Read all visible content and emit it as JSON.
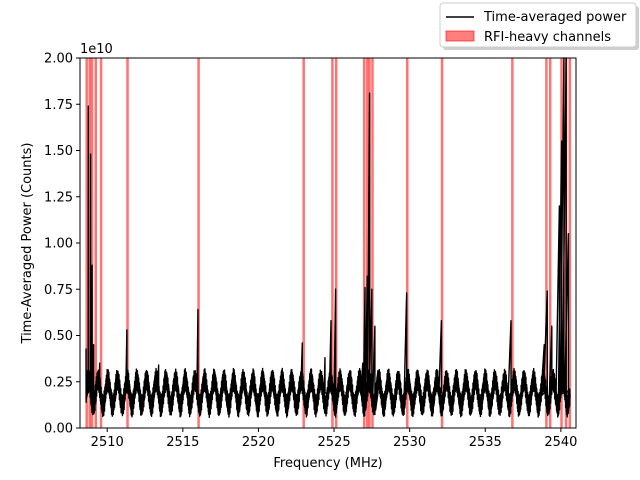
{
  "chart_data": {
    "type": "line",
    "xlabel": "Frequency (MHz)",
    "ylabel": "Time-Averaged Power (Counts)",
    "y_offset_label": "1e10",
    "xlim": [
      2508.2,
      2541.0
    ],
    "ylim": [
      0.0,
      2.0
    ],
    "x_ticks": [
      2510,
      2515,
      2520,
      2525,
      2530,
      2535,
      2540
    ],
    "y_ticks": [
      0.0,
      0.25,
      0.5,
      0.75,
      1.0,
      1.25,
      1.5,
      1.75,
      2.0
    ],
    "x_tick_labels": [
      "2510",
      "2515",
      "2520",
      "2525",
      "2530",
      "2535",
      "2540"
    ],
    "y_tick_labels": [
      "0.00",
      "0.25",
      "0.50",
      "0.75",
      "1.00",
      "1.25",
      "1.50",
      "1.75",
      "2.00"
    ],
    "grid": false,
    "legend_position": "top-right, outside plot area",
    "legend": [
      {
        "label": "Time-averaged power",
        "kind": "line",
        "color": "#000000"
      },
      {
        "label": "RFI-heavy channels",
        "kind": "patch",
        "color": "#ff0000"
      }
    ],
    "series": [
      {
        "name": "Time-averaged power",
        "color": "#000000",
        "baseline": {
          "min": 0.12,
          "max": 0.26,
          "ripple_period_mhz": 0.64,
          "x_start": 2508.6,
          "x_end": 2540.6
        },
        "spikes": [
          {
            "x": 2508.6,
            "y": 0.43
          },
          {
            "x": 2508.75,
            "y": 1.74
          },
          {
            "x": 2508.9,
            "y": 1.48
          },
          {
            "x": 2509.0,
            "y": 0.88
          },
          {
            "x": 2509.1,
            "y": 0.45
          },
          {
            "x": 2509.5,
            "y": 0.35
          },
          {
            "x": 2511.3,
            "y": 0.53
          },
          {
            "x": 2513.4,
            "y": 0.34
          },
          {
            "x": 2516.0,
            "y": 0.64
          },
          {
            "x": 2522.9,
            "y": 0.46
          },
          {
            "x": 2524.4,
            "y": 0.38
          },
          {
            "x": 2524.8,
            "y": 0.58
          },
          {
            "x": 2525.1,
            "y": 0.75
          },
          {
            "x": 2526.9,
            "y": 0.35
          },
          {
            "x": 2527.05,
            "y": 0.76
          },
          {
            "x": 2527.2,
            "y": 0.82
          },
          {
            "x": 2527.35,
            "y": 1.81
          },
          {
            "x": 2527.5,
            "y": 0.75
          },
          {
            "x": 2527.7,
            "y": 0.55
          },
          {
            "x": 2527.9,
            "y": 0.31
          },
          {
            "x": 2529.8,
            "y": 0.73
          },
          {
            "x": 2532.1,
            "y": 0.58
          },
          {
            "x": 2536.7,
            "y": 0.58
          },
          {
            "x": 2538.9,
            "y": 0.45
          },
          {
            "x": 2539.1,
            "y": 0.74
          },
          {
            "x": 2539.4,
            "y": 0.55
          },
          {
            "x": 2539.9,
            "y": 1.2
          },
          {
            "x": 2540.05,
            "y": 1.55
          },
          {
            "x": 2540.2,
            "y": 2.0
          },
          {
            "x": 2540.35,
            "y": 2.0
          },
          {
            "x": 2540.5,
            "y": 1.05
          }
        ]
      }
    ],
    "rfi_channels": [
      2508.6,
      2508.8,
      2508.95,
      2509.2,
      2509.55,
      2511.3,
      2516.0,
      2522.95,
      2524.85,
      2525.1,
      2526.95,
      2527.15,
      2527.3,
      2527.5,
      2529.8,
      2532.1,
      2536.75,
      2539.0,
      2539.25,
      2540.0,
      2540.3,
      2540.55
    ]
  }
}
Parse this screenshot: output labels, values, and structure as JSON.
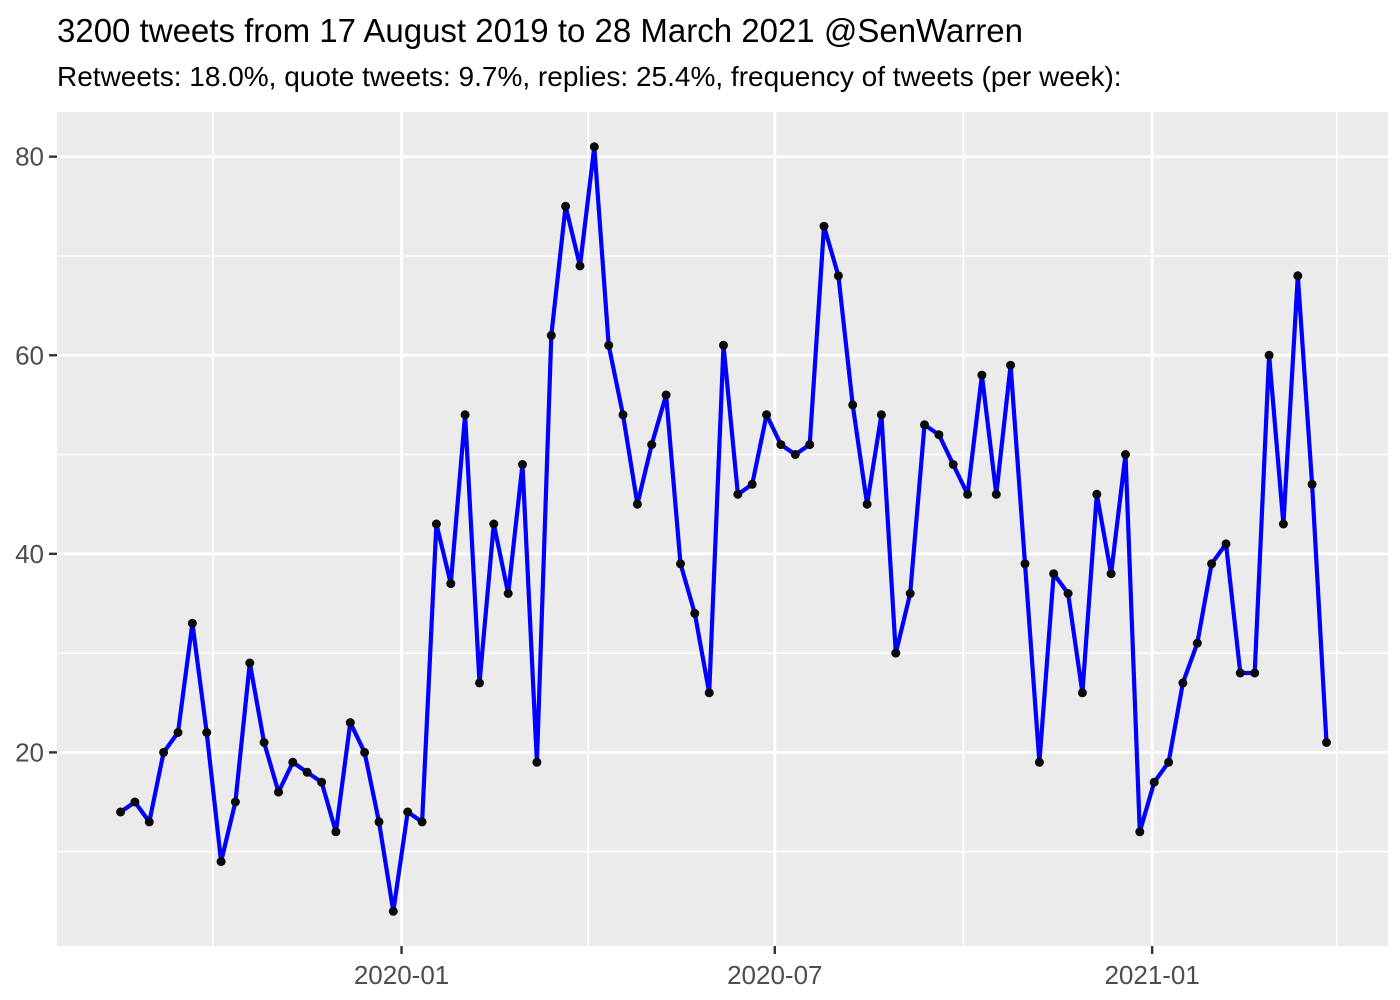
{
  "header": {
    "title": "3200 tweets from 17 August 2019 to 28 March 2021 @SenWarren",
    "subtitle": "Retweets: 18.0%, quote tweets: 9.7%, replies: 25.4%, frequency of tweets (per week):"
  },
  "stats": {
    "total_tweets": "3200",
    "retweets_pct": "18.0%",
    "quote_tweets_pct": "9.7%",
    "replies_pct": "25.4%"
  },
  "chart_data": {
    "type": "line",
    "series_name": "tweets per week",
    "x": [
      "2019-08-17",
      "2019-08-24",
      "2019-08-31",
      "2019-09-07",
      "2019-09-14",
      "2019-09-21",
      "2019-09-28",
      "2019-10-05",
      "2019-10-12",
      "2019-10-19",
      "2019-10-26",
      "2019-11-02",
      "2019-11-09",
      "2019-11-16",
      "2019-11-23",
      "2019-11-30",
      "2019-12-07",
      "2019-12-14",
      "2019-12-21",
      "2019-12-28",
      "2020-01-04",
      "2020-01-11",
      "2020-01-18",
      "2020-01-25",
      "2020-02-01",
      "2020-02-08",
      "2020-02-15",
      "2020-02-22",
      "2020-02-29",
      "2020-03-07",
      "2020-03-14",
      "2020-03-21",
      "2020-03-28",
      "2020-04-04",
      "2020-04-11",
      "2020-04-18",
      "2020-04-25",
      "2020-05-02",
      "2020-05-09",
      "2020-05-16",
      "2020-05-23",
      "2020-05-30",
      "2020-06-06",
      "2020-06-13",
      "2020-06-20",
      "2020-06-27",
      "2020-07-04",
      "2020-07-11",
      "2020-07-18",
      "2020-07-25",
      "2020-08-01",
      "2020-08-08",
      "2020-08-15",
      "2020-08-22",
      "2020-08-29",
      "2020-09-05",
      "2020-09-12",
      "2020-09-19",
      "2020-09-26",
      "2020-10-03",
      "2020-10-10",
      "2020-10-17",
      "2020-10-24",
      "2020-10-31",
      "2020-11-07",
      "2020-11-14",
      "2020-11-21",
      "2020-11-28",
      "2020-12-05",
      "2020-12-12",
      "2020-12-19",
      "2020-12-26",
      "2021-01-02",
      "2021-01-09",
      "2021-01-16",
      "2021-01-23",
      "2021-01-30",
      "2021-02-06",
      "2021-02-13",
      "2021-02-20",
      "2021-02-27",
      "2021-03-06",
      "2021-03-13",
      "2021-03-20",
      "2021-03-27"
    ],
    "values": [
      14,
      15,
      13,
      20,
      22,
      33,
      22,
      9,
      15,
      29,
      21,
      16,
      19,
      18,
      17,
      12,
      23,
      20,
      13,
      4,
      14,
      13,
      43,
      37,
      54,
      27,
      43,
      36,
      49,
      19,
      62,
      75,
      69,
      81,
      61,
      54,
      45,
      51,
      56,
      39,
      34,
      26,
      61,
      46,
      47,
      54,
      51,
      50,
      51,
      73,
      68,
      55,
      45,
      54,
      30,
      36,
      53,
      52,
      49,
      46,
      58,
      46,
      59,
      39,
      19,
      38,
      36,
      26,
      46,
      38,
      50,
      12,
      17,
      19,
      27,
      31,
      39,
      41,
      28,
      28,
      60,
      43,
      68,
      47,
      21
    ],
    "title": "3200 tweets from 17 August 2019 to 28 March 2021 @SenWarren",
    "subtitle": "Retweets: 18.0%, quote tweets: 9.7%, replies: 25.4%, frequency of tweets (per week):",
    "xlabel": "",
    "ylabel": "",
    "ylim": [
      0.5,
      84.5
    ],
    "xlim": [
      "2019-07-17",
      "2021-04-26"
    ],
    "y_ticks": [
      {
        "value": 20,
        "label": "20"
      },
      {
        "value": 40,
        "label": "40"
      },
      {
        "value": 60,
        "label": "60"
      },
      {
        "value": 80,
        "label": "80"
      }
    ],
    "y_minor_ticks": [
      10,
      30,
      50,
      70
    ],
    "x_ticks": [
      {
        "date": "2020-01-01",
        "label": "2020-01"
      },
      {
        "date": "2020-07-01",
        "label": "2020-07"
      },
      {
        "date": "2021-01-01",
        "label": "2021-01"
      }
    ],
    "x_minor_ticks": [
      "2019-10-01",
      "2020-04-01",
      "2020-10-01",
      "2021-04-01"
    ],
    "grid": true,
    "legend": "none",
    "colors": {
      "line": "#0000FF",
      "point": "#0a0a0a",
      "panel_bg": "#ebebeb",
      "grid": "#ffffff",
      "axis_text": "#4d4d4d",
      "tick_mark": "#333333",
      "title_text": "#000000",
      "background": "#ffffff"
    }
  }
}
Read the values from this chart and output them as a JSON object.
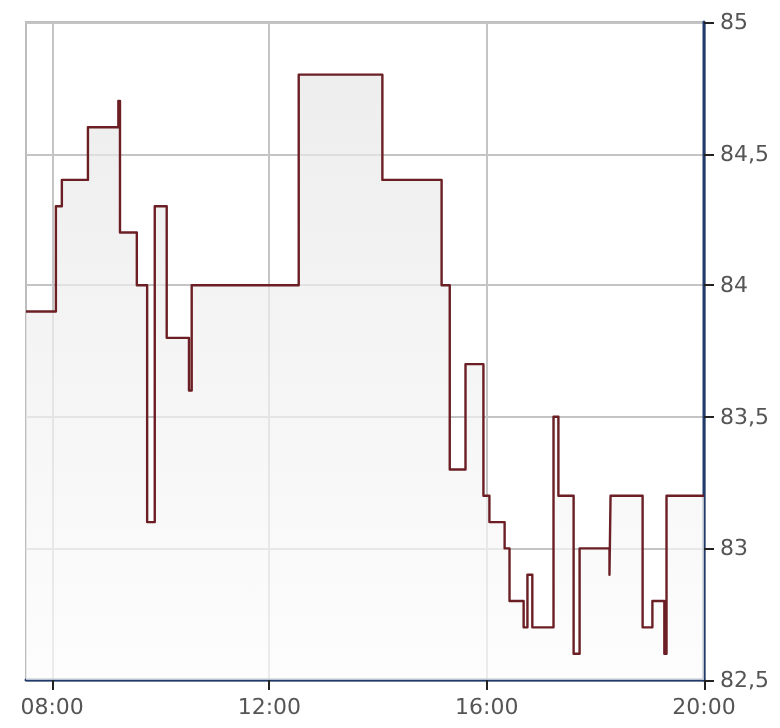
┄┄┄┄┄┄
:: TASK OBJECTIVE ::
Your answer should be a single number: the count of lines in these records that hold the string "subtitle".

:: FINISHED TASK ::
2